Among the records below, find each line that includes the string "Chabrier" and copy it.

===== Data excerpts

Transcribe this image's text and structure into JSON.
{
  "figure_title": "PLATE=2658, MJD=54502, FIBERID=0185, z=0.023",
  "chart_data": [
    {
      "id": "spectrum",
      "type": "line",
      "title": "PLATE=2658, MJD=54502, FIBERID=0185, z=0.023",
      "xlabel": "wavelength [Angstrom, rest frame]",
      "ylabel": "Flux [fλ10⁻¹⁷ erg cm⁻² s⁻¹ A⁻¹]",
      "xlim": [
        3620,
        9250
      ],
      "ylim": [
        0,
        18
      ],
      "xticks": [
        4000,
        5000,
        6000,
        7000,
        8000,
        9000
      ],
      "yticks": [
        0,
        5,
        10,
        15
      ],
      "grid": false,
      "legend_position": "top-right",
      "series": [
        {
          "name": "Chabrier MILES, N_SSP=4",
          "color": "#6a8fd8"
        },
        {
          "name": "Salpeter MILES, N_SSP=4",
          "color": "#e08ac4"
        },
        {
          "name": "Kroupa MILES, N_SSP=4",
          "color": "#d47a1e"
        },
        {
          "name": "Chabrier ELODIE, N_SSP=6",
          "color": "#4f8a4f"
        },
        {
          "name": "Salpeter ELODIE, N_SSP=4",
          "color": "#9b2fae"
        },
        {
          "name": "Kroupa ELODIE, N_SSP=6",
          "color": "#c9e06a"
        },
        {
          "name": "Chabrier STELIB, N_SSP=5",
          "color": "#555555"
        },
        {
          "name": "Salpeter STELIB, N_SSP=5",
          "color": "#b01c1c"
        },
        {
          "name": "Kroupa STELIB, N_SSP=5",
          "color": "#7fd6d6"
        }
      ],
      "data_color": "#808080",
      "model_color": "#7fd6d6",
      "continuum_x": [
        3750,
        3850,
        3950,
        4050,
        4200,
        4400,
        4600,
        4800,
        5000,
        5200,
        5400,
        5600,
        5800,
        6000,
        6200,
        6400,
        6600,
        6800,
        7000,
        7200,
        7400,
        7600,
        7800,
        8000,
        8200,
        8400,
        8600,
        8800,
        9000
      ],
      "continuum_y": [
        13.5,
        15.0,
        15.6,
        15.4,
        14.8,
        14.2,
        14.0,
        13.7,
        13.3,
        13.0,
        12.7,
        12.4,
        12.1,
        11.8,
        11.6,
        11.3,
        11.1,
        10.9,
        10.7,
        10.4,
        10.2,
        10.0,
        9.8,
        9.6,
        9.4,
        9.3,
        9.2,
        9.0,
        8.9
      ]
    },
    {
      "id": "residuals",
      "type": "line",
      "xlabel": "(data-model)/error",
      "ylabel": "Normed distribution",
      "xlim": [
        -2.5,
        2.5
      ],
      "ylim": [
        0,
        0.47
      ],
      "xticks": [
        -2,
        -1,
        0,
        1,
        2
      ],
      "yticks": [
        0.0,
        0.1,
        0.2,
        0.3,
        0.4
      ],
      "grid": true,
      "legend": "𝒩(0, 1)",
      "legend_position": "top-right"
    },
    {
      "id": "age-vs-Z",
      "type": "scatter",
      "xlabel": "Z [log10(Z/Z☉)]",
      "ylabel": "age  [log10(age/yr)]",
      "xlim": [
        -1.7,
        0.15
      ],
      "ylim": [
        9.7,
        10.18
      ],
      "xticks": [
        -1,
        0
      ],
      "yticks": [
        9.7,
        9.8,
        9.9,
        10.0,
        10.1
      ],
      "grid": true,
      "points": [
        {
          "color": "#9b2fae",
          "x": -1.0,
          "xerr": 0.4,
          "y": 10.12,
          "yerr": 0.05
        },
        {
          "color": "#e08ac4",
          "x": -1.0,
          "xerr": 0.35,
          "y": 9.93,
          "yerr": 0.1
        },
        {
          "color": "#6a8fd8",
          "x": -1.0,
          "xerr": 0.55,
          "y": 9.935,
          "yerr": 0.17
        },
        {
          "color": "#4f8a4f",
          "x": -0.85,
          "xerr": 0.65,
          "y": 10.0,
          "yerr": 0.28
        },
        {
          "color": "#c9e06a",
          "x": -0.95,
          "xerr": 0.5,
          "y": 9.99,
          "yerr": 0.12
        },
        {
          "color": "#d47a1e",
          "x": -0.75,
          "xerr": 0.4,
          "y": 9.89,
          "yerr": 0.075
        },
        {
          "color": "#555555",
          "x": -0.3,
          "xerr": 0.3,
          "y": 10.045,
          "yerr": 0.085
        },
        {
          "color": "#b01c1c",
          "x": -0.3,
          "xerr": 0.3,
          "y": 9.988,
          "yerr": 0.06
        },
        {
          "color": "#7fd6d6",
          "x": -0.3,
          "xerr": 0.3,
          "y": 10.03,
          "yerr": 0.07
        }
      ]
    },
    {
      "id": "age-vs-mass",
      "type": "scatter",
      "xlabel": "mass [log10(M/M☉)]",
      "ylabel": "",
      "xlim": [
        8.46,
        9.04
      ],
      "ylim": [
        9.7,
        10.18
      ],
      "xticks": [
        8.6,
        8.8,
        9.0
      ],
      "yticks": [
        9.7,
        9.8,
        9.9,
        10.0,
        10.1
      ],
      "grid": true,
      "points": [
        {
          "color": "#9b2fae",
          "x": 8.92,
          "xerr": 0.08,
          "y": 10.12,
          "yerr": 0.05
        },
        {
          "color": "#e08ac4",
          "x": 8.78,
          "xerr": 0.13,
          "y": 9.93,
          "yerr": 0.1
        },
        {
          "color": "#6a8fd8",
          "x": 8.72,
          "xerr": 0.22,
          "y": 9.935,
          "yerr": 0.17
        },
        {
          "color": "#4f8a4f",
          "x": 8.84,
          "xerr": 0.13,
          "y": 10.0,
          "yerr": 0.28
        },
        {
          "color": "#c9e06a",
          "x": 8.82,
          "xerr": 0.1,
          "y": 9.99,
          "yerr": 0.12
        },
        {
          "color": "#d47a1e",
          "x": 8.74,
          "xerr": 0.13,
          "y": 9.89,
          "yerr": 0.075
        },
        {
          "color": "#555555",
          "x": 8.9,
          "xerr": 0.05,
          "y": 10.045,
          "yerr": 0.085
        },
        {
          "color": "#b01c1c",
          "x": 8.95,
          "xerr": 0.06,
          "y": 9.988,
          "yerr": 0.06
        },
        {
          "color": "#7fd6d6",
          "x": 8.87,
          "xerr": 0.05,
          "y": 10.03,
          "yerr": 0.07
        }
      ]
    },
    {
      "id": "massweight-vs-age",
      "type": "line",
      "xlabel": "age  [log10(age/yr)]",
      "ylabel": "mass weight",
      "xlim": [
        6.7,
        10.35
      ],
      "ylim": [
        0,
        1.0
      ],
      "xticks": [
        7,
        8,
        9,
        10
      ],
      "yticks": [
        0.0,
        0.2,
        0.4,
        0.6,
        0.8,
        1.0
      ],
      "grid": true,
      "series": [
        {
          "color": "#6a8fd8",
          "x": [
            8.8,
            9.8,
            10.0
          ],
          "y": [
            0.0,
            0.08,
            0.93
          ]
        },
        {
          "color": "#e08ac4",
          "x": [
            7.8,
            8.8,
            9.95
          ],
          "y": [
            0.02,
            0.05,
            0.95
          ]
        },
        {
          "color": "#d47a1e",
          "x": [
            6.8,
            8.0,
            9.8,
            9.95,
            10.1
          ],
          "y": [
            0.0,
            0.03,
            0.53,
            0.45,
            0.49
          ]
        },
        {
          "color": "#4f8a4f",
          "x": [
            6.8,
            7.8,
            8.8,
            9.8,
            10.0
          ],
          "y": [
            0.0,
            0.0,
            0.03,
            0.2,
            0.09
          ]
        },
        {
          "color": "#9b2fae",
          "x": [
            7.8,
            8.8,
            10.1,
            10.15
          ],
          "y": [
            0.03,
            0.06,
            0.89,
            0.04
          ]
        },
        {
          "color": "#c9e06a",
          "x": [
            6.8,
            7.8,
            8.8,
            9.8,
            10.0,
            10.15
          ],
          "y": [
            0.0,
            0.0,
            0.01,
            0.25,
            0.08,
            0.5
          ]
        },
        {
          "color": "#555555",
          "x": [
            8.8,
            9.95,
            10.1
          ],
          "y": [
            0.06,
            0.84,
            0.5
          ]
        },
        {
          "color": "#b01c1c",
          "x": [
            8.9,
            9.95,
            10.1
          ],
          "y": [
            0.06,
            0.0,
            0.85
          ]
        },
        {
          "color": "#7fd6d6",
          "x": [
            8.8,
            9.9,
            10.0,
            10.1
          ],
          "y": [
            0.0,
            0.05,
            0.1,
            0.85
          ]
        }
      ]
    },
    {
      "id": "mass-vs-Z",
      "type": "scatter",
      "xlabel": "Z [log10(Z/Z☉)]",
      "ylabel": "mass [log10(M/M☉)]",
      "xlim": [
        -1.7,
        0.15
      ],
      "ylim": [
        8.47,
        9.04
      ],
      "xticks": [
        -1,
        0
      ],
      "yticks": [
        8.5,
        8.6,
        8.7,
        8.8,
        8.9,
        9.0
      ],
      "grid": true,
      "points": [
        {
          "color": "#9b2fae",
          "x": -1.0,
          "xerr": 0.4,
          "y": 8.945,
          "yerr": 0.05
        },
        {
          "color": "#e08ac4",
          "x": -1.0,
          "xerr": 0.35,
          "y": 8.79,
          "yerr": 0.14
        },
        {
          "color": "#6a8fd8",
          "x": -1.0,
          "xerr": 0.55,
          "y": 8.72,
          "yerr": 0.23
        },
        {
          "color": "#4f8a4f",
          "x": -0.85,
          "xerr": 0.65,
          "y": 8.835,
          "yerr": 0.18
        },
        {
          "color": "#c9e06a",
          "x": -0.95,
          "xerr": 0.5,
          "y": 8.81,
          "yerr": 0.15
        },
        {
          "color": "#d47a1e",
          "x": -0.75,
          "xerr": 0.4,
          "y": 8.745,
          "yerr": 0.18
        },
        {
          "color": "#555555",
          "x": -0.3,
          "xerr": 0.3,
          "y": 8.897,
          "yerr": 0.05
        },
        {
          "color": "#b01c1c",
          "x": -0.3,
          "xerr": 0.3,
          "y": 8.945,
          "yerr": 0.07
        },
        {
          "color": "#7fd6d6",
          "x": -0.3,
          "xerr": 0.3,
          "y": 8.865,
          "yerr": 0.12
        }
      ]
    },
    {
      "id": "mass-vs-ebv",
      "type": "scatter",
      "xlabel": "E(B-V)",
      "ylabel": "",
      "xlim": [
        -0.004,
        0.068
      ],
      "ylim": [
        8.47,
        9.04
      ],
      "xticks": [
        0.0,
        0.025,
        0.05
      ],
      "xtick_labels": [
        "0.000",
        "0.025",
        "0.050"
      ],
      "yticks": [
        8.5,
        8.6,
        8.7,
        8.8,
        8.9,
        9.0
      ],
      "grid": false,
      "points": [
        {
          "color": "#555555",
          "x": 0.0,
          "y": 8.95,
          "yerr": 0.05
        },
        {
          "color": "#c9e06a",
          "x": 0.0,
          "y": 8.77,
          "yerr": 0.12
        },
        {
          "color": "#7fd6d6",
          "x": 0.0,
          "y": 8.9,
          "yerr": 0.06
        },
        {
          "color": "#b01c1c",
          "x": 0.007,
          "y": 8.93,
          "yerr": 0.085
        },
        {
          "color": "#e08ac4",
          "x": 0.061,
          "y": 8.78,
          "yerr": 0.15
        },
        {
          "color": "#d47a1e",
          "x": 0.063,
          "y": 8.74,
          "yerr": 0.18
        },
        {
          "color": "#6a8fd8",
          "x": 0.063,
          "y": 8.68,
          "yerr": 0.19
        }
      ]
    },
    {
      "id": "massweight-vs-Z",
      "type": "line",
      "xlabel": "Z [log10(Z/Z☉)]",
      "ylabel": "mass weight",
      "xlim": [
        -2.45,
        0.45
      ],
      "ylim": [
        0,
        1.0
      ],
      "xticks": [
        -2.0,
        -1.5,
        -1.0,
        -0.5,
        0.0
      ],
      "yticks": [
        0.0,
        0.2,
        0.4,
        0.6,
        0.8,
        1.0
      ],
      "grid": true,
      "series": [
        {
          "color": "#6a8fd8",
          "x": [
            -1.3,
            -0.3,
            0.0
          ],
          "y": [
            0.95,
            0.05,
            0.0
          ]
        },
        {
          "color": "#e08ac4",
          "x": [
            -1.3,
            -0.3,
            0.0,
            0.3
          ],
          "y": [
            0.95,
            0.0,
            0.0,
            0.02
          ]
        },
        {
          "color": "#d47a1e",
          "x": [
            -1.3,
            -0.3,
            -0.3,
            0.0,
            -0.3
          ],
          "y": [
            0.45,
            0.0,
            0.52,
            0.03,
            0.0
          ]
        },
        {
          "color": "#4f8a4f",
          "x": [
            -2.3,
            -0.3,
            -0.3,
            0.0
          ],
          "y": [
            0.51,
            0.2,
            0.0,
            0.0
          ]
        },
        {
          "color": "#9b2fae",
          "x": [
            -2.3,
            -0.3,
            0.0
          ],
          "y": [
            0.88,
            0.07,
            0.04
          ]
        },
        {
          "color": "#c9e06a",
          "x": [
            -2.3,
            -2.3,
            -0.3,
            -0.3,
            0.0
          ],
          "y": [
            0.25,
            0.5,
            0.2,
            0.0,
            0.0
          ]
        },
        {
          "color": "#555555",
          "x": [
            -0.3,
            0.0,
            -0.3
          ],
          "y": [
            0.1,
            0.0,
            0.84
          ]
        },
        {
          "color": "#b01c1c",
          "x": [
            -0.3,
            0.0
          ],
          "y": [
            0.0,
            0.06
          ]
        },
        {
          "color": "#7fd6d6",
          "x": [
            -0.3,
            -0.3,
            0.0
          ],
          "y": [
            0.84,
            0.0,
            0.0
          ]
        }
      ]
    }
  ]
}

==========

**Response to the task:**
          "name": "Chabrier MILES, N_SSP=4",
          "name": "Chabrier ELODIE, N_SSP=6",
          "name": "Chabrier STELIB, N_SSP=5",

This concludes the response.